Written problem
Write the material out again exactly as it stands.

■ ■ ■ ■

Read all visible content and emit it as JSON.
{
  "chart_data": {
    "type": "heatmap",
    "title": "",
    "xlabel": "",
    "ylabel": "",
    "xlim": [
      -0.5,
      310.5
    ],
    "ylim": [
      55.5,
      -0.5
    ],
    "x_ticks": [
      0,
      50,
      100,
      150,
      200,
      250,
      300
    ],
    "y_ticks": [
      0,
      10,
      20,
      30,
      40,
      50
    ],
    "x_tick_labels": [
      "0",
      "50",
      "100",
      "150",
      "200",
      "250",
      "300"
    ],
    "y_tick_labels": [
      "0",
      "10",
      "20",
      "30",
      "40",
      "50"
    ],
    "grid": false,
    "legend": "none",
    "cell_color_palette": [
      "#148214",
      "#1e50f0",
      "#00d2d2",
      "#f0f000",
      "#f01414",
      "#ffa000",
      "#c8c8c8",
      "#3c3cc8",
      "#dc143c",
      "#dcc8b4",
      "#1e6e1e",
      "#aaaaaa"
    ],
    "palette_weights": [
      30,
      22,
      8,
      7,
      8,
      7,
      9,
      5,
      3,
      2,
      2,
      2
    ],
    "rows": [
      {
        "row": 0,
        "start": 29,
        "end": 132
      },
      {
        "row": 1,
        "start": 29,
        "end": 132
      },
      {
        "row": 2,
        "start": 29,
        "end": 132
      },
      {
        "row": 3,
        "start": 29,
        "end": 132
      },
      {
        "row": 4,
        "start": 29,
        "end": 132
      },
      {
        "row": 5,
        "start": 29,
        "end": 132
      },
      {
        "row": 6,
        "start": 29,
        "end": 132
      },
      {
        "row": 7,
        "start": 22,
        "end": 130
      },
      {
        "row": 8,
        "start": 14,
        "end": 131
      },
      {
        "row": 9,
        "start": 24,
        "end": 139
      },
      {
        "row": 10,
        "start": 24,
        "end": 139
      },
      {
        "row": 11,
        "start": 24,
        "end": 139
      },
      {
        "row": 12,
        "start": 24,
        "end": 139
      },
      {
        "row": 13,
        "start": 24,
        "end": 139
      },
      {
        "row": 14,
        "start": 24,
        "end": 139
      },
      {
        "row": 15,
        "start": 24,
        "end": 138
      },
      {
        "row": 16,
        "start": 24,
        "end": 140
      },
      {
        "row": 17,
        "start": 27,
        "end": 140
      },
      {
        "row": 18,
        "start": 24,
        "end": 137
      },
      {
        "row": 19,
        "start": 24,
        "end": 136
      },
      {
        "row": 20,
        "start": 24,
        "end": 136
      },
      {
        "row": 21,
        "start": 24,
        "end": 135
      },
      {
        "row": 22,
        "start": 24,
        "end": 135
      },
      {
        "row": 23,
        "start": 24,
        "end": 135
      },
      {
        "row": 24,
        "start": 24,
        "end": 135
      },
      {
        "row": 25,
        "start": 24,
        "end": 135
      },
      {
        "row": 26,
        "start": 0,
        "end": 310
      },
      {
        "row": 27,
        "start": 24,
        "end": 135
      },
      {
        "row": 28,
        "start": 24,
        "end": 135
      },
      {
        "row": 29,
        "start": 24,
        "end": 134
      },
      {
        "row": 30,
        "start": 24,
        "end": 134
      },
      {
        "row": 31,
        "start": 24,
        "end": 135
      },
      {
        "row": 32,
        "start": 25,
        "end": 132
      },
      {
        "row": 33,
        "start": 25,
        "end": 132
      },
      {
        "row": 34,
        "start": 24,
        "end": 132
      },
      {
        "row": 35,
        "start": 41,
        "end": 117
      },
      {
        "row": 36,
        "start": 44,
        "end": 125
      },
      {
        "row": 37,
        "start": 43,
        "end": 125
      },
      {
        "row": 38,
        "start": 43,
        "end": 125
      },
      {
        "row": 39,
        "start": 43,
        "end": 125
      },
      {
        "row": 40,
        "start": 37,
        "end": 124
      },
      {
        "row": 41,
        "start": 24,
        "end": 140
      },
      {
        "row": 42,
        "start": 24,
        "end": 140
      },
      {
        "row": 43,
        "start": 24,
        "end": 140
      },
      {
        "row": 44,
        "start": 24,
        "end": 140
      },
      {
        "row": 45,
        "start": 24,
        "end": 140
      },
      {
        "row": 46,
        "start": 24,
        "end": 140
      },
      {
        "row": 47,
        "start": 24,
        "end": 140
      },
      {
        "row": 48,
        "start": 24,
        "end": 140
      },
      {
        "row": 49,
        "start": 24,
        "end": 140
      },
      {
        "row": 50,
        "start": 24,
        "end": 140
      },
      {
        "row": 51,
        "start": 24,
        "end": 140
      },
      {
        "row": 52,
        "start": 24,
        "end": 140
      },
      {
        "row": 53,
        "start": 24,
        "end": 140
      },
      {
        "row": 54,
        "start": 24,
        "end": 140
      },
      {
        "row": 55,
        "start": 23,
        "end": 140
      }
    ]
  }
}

■ ■ ■ ■

Expected output
Read all visible content and emit it as JSON.
{
  "chart_data": {
    "type": "heatmap",
    "title": "",
    "xlabel": "",
    "ylabel": "",
    "xlim": [
      -0.5,
      310.5
    ],
    "ylim": [
      55.5,
      -0.5
    ],
    "x_ticks": [
      0,
      50,
      100,
      150,
      200,
      250,
      300
    ],
    "y_ticks": [
      0,
      10,
      20,
      30,
      40,
      50
    ],
    "x_tick_labels": [
      "0",
      "50",
      "100",
      "150",
      "200",
      "250",
      "300"
    ],
    "y_tick_labels": [
      "0",
      "10",
      "20",
      "30",
      "40",
      "50"
    ],
    "grid": false,
    "legend": "none",
    "cell_color_palette": [
      "#148214",
      "#1e50f0",
      "#00d2d2",
      "#f0f000",
      "#f01414",
      "#ffa000",
      "#c8c8c8",
      "#3c3cc8",
      "#dc143c",
      "#dcc8b4",
      "#1e6e1e",
      "#aaaaaa"
    ],
    "palette_weights": [
      30,
      22,
      8,
      7,
      8,
      7,
      9,
      5,
      3,
      2,
      2,
      2
    ],
    "rows": [
      {
        "row": 0,
        "start": 29,
        "end": 132
      },
      {
        "row": 1,
        "start": 29,
        "end": 132
      },
      {
        "row": 2,
        "start": 29,
        "end": 132
      },
      {
        "row": 3,
        "start": 29,
        "end": 132
      },
      {
        "row": 4,
        "start": 29,
        "end": 132
      },
      {
        "row": 5,
        "start": 29,
        "end": 132
      },
      {
        "row": 6,
        "start": 29,
        "end": 132
      },
      {
        "row": 7,
        "start": 22,
        "end": 130
      },
      {
        "row": 8,
        "start": 14,
        "end": 131
      },
      {
        "row": 9,
        "start": 24,
        "end": 139
      },
      {
        "row": 10,
        "start": 24,
        "end": 139
      },
      {
        "row": 11,
        "start": 24,
        "end": 139
      },
      {
        "row": 12,
        "start": 24,
        "end": 139
      },
      {
        "row": 13,
        "start": 24,
        "end": 139
      },
      {
        "row": 14,
        "start": 24,
        "end": 139
      },
      {
        "row": 15,
        "start": 24,
        "end": 138
      },
      {
        "row": 16,
        "start": 24,
        "end": 140
      },
      {
        "row": 17,
        "start": 27,
        "end": 140
      },
      {
        "row": 18,
        "start": 24,
        "end": 137
      },
      {
        "row": 19,
        "start": 24,
        "end": 136
      },
      {
        "row": 20,
        "start": 24,
        "end": 136
      },
      {
        "row": 21,
        "start": 24,
        "end": 135
      },
      {
        "row": 22,
        "start": 24,
        "end": 135
      },
      {
        "row": 23,
        "start": 24,
        "end": 135
      },
      {
        "row": 24,
        "start": 24,
        "end": 135
      },
      {
        "row": 25,
        "start": 24,
        "end": 135
      },
      {
        "row": 26,
        "start": 0,
        "end": 310
      },
      {
        "row": 27,
        "start": 24,
        "end": 135
      },
      {
        "row": 28,
        "start": 24,
        "end": 135
      },
      {
        "row": 29,
        "start": 24,
        "end": 134
      },
      {
        "row": 30,
        "start": 24,
        "end": 134
      },
      {
        "row": 31,
        "start": 24,
        "end": 135
      },
      {
        "row": 32,
        "start": 25,
        "end": 132
      },
      {
        "row": 33,
        "start": 25,
        "end": 132
      },
      {
        "row": 34,
        "start": 24,
        "end": 132
      },
      {
        "row": 35,
        "start": 41,
        "end": 117
      },
      {
        "row": 36,
        "start": 44,
        "end": 125
      },
      {
        "row": 37,
        "start": 43,
        "end": 125
      },
      {
        "row": 38,
        "start": 43,
        "end": 125
      },
      {
        "row": 39,
        "start": 43,
        "end": 125
      },
      {
        "row": 40,
        "start": 37,
        "end": 124
      },
      {
        "row": 41,
        "start": 24,
        "end": 140
      },
      {
        "row": 42,
        "start": 24,
        "end": 140
      },
      {
        "row": 43,
        "start": 24,
        "end": 140
      },
      {
        "row": 44,
        "start": 24,
        "end": 140
      },
      {
        "row": 45,
        "start": 24,
        "end": 140
      },
      {
        "row": 46,
        "start": 24,
        "end": 140
      },
      {
        "row": 47,
        "start": 24,
        "end": 140
      },
      {
        "row": 48,
        "start": 24,
        "end": 140
      },
      {
        "row": 49,
        "start": 24,
        "end": 140
      },
      {
        "row": 50,
        "start": 24,
        "end": 140
      },
      {
        "row": 51,
        "start": 24,
        "end": 140
      },
      {
        "row": 52,
        "start": 24,
        "end": 140
      },
      {
        "row": 53,
        "start": 24,
        "end": 140
      },
      {
        "row": 54,
        "start": 24,
        "end": 140
      },
      {
        "row": 55,
        "start": 23,
        "end": 140
      }
    ]
  }
}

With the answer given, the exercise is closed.